• ASSIGNMENT
Using the data below, copy every line that contains the word "BCNU".

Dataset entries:

********

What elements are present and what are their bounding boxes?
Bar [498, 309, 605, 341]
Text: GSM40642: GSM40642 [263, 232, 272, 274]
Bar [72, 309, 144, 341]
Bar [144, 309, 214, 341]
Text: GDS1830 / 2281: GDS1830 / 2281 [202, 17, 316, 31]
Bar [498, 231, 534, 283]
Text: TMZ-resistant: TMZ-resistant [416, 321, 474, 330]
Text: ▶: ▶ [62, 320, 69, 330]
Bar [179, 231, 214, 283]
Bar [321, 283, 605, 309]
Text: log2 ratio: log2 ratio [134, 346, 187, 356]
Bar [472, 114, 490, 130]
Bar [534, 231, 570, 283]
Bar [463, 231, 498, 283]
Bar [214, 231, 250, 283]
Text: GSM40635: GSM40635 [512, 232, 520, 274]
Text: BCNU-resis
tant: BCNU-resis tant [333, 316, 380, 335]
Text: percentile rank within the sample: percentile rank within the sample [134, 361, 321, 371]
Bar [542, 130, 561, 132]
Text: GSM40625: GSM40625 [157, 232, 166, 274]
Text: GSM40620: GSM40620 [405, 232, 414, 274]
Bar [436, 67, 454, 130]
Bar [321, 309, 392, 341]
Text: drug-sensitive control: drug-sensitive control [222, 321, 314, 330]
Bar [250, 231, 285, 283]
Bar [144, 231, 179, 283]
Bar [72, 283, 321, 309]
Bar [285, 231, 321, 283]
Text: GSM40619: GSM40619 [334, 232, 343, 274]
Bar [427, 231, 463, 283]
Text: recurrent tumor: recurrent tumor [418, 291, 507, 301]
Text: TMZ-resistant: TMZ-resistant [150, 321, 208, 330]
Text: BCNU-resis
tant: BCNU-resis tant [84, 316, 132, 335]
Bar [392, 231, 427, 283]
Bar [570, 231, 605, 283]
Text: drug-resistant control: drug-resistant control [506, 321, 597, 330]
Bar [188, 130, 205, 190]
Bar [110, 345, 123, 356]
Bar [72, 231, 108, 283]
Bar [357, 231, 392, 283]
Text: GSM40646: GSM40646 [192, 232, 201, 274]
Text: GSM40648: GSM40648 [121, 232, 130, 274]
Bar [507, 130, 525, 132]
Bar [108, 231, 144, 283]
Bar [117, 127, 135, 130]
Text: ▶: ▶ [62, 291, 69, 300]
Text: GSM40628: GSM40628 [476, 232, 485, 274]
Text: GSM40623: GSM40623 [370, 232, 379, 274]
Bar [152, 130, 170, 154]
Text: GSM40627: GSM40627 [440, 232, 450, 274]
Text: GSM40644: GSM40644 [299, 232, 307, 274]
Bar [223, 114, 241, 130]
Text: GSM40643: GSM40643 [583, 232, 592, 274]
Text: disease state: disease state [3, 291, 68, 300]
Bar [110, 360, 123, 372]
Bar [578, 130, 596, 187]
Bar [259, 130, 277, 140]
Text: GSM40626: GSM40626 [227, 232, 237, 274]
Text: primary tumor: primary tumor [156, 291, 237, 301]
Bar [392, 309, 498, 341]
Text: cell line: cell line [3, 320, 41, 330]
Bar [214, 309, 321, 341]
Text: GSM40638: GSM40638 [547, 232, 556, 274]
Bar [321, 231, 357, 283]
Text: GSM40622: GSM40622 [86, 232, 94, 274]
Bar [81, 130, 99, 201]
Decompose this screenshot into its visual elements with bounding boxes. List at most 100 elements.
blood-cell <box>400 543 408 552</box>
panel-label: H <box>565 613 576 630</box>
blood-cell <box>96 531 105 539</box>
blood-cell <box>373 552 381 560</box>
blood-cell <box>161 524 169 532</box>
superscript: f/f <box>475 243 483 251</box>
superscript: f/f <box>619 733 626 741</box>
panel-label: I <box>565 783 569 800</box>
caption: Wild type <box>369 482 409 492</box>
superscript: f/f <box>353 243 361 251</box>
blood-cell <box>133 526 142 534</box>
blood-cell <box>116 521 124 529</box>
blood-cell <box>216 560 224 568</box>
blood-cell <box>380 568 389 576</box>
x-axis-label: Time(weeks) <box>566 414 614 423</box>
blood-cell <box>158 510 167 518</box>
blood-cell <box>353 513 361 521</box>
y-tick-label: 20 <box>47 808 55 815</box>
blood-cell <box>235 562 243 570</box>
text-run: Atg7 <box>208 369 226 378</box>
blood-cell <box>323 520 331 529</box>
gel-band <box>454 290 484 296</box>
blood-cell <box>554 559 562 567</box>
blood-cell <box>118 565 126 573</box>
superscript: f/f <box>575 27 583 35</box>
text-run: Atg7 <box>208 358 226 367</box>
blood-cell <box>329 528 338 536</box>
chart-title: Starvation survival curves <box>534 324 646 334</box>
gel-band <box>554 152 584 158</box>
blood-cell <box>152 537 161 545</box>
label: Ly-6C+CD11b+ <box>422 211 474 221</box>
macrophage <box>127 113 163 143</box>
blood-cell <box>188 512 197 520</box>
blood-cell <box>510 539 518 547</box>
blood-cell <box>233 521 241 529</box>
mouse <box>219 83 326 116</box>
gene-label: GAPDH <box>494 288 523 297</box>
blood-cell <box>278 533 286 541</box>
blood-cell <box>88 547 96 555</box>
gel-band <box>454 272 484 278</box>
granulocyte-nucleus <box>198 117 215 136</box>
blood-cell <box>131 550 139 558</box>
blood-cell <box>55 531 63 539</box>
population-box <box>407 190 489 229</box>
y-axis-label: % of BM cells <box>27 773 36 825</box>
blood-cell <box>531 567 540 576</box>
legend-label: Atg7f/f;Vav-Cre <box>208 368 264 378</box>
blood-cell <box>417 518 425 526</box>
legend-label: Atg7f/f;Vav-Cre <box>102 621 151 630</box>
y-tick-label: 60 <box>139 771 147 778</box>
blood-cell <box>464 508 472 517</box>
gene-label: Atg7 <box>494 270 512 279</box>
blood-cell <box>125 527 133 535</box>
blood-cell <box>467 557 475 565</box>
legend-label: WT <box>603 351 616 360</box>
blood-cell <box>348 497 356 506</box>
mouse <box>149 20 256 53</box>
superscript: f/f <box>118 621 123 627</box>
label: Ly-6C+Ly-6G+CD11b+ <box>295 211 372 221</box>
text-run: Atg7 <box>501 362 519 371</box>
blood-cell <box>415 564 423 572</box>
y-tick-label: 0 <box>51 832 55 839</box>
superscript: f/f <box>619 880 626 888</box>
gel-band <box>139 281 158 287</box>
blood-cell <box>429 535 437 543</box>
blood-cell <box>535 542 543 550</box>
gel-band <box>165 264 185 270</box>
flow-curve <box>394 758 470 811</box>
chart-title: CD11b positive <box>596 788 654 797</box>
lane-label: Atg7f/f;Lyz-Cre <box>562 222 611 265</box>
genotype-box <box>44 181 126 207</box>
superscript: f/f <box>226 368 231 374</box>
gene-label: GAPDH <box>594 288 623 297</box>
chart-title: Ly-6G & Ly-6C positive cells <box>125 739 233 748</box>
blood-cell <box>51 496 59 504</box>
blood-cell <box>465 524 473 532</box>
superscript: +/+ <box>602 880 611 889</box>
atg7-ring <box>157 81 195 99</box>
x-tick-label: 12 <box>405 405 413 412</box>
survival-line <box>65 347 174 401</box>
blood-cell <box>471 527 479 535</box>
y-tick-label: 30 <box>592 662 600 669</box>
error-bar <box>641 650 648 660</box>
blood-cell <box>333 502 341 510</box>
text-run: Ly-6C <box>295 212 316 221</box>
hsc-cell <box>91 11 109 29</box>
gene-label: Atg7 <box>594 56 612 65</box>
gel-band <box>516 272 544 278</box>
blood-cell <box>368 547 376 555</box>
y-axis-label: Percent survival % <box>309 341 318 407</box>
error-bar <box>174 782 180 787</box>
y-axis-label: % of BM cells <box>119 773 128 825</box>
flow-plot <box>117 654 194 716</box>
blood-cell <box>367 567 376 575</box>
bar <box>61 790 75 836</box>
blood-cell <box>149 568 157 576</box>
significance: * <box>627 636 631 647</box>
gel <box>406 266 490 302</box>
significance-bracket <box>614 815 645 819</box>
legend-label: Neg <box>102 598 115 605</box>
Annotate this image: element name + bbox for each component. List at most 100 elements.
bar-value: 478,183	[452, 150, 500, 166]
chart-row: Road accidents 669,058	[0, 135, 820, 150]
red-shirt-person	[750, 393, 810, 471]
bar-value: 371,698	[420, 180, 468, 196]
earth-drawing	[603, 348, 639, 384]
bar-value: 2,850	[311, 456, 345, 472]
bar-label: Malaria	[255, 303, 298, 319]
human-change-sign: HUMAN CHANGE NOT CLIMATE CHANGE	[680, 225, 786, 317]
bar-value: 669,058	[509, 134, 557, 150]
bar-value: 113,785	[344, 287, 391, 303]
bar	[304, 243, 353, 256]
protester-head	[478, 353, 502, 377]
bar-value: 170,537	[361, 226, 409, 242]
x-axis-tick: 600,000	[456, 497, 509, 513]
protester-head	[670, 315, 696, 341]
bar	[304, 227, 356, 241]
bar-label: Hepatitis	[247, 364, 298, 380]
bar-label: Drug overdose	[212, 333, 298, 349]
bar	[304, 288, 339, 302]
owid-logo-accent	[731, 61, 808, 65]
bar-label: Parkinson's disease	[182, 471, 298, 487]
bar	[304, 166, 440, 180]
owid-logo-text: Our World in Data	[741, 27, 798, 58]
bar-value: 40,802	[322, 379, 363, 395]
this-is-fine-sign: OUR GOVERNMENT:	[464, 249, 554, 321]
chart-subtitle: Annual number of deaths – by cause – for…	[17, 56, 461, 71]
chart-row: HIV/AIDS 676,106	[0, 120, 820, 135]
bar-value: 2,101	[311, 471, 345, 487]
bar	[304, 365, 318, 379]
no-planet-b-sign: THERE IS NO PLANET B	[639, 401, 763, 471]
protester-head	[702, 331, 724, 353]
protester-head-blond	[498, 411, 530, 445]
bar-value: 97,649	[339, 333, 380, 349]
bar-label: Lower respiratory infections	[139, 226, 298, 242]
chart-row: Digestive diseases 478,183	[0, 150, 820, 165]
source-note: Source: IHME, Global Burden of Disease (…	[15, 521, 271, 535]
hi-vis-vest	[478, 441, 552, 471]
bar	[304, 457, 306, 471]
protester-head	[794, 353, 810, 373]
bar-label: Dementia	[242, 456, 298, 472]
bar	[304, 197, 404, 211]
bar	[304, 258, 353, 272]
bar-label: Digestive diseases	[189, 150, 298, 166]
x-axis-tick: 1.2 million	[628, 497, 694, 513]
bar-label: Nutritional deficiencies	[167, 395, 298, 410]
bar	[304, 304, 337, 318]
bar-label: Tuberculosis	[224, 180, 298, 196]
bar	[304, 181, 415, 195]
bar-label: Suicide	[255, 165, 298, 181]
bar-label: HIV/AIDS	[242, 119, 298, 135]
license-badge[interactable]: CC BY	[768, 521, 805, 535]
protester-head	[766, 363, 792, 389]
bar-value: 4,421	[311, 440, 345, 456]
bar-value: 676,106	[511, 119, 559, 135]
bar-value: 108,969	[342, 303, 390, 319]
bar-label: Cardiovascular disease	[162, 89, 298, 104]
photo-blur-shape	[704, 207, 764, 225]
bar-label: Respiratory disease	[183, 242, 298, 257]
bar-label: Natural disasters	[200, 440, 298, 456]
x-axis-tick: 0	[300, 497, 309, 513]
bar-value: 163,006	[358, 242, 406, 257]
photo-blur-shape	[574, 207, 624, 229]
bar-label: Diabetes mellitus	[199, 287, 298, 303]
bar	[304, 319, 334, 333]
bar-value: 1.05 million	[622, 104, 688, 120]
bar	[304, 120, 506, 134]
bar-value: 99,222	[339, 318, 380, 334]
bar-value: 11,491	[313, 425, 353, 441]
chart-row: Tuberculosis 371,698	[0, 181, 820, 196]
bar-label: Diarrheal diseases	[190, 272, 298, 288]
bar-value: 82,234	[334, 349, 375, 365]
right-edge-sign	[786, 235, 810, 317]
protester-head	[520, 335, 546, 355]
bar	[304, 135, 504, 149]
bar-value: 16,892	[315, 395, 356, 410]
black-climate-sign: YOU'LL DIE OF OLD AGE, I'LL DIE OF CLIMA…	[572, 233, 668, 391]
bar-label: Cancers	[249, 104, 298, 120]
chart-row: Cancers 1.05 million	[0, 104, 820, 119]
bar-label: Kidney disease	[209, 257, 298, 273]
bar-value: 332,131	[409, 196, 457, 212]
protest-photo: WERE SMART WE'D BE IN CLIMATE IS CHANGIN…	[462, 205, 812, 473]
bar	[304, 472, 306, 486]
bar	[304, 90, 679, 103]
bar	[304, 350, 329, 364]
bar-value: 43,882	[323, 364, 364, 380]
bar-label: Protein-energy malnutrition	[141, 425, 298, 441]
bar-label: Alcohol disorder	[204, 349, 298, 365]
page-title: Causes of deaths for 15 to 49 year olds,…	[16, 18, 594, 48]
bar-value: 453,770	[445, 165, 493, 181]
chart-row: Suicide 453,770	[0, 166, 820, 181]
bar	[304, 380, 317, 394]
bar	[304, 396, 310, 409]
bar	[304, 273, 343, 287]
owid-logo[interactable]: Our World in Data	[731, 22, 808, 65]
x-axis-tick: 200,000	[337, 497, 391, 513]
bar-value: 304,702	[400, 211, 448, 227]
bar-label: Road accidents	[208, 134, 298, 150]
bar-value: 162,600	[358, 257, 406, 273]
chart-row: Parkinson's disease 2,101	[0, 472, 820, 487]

********

• WRITTEN SOLUTION
Text: BCNU-resis
tant: BCNU-resis tant [333, 316, 380, 335]
Text: BCNU-resis
tant: BCNU-resis tant [84, 316, 132, 335]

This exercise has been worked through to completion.